**PROVIDED ENTRIES**.
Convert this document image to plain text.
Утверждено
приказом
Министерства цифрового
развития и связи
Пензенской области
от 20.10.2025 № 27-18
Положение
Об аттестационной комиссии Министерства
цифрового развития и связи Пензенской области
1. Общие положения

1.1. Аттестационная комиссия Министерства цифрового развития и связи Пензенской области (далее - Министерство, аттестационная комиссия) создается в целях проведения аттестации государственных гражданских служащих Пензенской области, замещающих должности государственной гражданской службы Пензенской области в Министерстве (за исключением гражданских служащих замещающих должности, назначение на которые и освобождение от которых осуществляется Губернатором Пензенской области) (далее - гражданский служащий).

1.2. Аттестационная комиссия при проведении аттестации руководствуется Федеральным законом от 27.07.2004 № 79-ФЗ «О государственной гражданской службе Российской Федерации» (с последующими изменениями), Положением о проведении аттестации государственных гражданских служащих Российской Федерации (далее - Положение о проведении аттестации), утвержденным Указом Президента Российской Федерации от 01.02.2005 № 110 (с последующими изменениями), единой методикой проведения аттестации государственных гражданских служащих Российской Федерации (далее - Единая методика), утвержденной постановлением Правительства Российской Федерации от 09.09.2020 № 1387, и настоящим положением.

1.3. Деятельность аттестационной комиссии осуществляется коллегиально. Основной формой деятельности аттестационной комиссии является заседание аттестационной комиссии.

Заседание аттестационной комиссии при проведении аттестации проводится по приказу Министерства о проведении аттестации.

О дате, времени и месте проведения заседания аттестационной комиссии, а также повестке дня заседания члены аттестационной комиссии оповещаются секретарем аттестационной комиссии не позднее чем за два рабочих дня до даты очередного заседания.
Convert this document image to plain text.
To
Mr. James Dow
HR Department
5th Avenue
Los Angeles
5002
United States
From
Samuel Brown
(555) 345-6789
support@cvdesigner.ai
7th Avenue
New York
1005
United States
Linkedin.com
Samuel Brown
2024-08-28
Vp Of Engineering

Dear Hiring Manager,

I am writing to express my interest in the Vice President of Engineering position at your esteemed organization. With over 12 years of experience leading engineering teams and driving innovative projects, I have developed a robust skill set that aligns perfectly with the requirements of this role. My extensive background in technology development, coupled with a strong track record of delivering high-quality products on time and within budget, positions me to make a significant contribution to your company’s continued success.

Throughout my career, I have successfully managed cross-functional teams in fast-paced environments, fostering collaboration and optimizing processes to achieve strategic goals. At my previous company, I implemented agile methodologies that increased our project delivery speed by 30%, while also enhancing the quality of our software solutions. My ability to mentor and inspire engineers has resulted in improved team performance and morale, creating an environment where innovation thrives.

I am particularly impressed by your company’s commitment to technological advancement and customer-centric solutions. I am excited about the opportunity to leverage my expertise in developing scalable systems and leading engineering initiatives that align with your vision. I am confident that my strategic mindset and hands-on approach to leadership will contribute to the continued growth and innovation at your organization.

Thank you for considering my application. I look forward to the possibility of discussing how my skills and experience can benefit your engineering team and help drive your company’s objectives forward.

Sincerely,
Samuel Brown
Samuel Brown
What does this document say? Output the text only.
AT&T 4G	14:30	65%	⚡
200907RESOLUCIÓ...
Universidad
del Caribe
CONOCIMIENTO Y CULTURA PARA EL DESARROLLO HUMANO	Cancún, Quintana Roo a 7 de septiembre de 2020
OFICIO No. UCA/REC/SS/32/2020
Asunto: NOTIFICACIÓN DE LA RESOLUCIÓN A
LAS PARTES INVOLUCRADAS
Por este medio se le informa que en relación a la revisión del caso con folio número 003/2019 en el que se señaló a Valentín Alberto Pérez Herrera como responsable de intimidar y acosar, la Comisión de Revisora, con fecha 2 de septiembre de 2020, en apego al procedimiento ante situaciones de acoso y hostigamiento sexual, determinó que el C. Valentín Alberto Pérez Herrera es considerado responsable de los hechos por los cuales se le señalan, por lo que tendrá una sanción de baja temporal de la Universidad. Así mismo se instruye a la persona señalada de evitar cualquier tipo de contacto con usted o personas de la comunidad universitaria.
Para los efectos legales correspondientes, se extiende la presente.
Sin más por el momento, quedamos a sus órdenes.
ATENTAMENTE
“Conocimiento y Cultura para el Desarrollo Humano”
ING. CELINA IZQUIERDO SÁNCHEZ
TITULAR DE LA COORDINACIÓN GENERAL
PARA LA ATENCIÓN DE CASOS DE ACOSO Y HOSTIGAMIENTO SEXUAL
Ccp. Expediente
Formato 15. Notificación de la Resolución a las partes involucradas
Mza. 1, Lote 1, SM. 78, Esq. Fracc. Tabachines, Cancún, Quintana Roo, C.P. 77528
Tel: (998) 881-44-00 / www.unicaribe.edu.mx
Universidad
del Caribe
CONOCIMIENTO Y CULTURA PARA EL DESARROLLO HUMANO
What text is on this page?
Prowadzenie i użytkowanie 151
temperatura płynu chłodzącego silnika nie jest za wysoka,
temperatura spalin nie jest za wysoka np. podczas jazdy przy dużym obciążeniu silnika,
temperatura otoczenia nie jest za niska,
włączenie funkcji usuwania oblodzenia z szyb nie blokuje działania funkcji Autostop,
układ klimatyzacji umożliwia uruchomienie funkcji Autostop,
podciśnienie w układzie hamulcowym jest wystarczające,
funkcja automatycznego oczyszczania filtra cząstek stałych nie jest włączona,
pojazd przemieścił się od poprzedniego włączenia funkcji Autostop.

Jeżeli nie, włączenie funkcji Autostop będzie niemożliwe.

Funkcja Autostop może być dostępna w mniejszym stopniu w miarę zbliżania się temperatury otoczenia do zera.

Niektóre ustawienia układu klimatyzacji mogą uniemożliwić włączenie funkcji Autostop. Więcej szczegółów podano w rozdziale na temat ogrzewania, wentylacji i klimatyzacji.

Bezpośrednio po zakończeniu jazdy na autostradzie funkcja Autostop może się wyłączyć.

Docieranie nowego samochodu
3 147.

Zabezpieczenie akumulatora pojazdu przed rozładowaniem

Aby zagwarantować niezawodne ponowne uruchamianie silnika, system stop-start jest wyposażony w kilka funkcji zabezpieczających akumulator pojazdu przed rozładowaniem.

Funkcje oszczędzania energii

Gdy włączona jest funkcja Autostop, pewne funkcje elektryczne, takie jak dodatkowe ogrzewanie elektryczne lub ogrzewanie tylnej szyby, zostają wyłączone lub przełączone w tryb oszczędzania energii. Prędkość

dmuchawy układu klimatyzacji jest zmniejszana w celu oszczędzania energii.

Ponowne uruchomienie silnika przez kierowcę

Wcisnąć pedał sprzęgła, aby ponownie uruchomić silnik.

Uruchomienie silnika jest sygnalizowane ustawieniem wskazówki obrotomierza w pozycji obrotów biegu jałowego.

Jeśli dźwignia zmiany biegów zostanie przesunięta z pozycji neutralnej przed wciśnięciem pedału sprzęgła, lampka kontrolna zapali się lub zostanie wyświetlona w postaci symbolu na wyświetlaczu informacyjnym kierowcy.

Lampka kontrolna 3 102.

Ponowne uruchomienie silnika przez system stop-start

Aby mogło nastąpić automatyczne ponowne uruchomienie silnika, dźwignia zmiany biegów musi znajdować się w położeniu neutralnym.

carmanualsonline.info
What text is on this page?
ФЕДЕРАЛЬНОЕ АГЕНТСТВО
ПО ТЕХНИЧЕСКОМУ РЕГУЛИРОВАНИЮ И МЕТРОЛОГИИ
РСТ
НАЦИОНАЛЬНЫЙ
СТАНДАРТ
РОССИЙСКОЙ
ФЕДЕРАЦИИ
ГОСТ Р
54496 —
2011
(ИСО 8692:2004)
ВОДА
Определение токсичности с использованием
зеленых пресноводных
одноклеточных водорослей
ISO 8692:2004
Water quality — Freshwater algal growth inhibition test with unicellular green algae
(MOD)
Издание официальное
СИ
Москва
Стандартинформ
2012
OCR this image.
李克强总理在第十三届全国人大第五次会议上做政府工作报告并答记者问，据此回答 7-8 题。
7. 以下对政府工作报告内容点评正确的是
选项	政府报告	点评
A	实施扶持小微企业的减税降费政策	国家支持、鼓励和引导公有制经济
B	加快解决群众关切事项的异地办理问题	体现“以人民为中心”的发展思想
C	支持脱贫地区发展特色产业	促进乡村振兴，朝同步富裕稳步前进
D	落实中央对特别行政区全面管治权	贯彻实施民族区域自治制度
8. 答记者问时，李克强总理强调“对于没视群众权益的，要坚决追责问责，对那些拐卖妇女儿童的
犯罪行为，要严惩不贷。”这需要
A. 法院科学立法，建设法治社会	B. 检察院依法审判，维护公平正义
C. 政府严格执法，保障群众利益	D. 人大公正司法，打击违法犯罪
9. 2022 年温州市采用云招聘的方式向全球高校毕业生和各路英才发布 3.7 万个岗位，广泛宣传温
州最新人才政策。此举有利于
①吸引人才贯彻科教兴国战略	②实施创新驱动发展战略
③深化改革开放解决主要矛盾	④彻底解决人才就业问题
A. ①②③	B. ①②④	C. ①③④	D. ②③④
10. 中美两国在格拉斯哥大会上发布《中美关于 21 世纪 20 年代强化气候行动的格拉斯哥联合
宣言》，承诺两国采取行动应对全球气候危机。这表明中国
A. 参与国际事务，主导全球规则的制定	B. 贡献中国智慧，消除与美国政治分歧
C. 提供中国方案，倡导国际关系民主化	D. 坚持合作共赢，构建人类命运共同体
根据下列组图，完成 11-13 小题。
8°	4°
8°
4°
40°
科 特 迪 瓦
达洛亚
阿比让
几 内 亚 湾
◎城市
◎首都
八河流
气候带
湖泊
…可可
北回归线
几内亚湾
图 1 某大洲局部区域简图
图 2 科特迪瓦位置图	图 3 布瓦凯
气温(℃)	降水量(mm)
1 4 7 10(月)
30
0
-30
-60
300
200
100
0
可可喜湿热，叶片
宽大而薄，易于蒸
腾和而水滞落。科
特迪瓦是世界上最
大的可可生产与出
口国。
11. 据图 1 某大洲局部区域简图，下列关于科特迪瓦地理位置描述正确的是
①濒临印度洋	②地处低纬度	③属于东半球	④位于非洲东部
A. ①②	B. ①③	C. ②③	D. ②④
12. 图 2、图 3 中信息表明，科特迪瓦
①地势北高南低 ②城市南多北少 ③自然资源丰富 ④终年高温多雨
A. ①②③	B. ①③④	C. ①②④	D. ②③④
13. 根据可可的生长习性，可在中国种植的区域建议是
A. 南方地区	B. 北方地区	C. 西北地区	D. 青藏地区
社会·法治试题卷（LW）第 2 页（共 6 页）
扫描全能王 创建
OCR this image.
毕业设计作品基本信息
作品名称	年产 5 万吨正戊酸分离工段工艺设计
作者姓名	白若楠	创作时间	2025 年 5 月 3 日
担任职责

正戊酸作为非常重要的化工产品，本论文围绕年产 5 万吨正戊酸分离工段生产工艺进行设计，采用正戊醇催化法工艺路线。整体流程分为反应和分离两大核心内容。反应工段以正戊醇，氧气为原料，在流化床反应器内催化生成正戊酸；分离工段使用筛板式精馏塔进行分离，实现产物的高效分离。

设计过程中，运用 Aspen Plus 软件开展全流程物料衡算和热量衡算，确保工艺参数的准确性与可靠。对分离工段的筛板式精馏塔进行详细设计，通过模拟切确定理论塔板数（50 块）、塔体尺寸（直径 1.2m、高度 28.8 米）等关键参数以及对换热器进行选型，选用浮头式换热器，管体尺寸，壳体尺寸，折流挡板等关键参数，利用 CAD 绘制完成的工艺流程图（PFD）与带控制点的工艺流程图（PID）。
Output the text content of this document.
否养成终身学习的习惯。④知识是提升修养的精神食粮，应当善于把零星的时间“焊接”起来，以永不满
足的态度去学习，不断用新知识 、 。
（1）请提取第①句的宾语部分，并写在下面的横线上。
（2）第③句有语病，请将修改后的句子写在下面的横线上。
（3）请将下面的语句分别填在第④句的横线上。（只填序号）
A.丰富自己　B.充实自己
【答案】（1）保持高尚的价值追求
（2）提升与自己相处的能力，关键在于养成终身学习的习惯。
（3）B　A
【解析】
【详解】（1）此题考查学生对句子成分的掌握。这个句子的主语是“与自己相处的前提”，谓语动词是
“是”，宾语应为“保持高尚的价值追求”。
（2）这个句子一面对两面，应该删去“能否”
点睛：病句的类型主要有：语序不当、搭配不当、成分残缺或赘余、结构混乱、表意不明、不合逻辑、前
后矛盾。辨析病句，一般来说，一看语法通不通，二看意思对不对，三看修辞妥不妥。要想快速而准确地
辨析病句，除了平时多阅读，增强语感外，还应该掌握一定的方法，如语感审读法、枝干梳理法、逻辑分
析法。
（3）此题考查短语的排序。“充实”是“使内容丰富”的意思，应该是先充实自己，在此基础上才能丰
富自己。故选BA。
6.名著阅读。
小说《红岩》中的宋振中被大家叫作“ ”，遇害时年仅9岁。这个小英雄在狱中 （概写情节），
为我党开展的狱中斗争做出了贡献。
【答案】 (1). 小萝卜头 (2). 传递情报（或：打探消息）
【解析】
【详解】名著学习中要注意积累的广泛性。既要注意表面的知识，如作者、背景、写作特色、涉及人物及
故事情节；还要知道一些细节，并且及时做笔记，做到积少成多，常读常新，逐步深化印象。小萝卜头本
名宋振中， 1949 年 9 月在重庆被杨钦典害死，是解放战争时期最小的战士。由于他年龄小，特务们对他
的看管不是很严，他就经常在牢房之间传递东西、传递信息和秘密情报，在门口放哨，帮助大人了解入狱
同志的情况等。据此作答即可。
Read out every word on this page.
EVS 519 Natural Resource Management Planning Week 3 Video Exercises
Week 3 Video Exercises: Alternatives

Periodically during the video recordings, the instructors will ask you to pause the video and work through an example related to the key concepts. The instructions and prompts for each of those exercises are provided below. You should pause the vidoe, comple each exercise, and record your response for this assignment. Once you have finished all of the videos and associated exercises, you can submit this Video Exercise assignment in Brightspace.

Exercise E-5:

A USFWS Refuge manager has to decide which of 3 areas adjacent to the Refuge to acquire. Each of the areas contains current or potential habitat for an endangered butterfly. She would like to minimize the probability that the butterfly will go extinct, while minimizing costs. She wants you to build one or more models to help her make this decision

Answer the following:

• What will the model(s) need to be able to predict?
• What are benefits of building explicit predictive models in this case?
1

**EXERCISE BRIEF**. Find the word "аттестационной" in the records and pull out each line that has it.

**ANSWER BELOW**.
Об аттестационной комиссии Министерства
1.3. Деятельность аттестационной комиссии осуществляется коллегиально. Основной формой деятельности аттестационной комиссии является заседание аттестационной комиссии.
Заседание аттестационной комиссии при проведении аттестации проводится по приказу Министерства о проведении аттестации.
О дате, времени и месте проведения заседания аттестационной комиссии, а также повестке дня заседания члены аттестационной комиссии оповещаются секретарем аттестационной комиссии не позднее чем за два рабочих дня до даты очередного заседания.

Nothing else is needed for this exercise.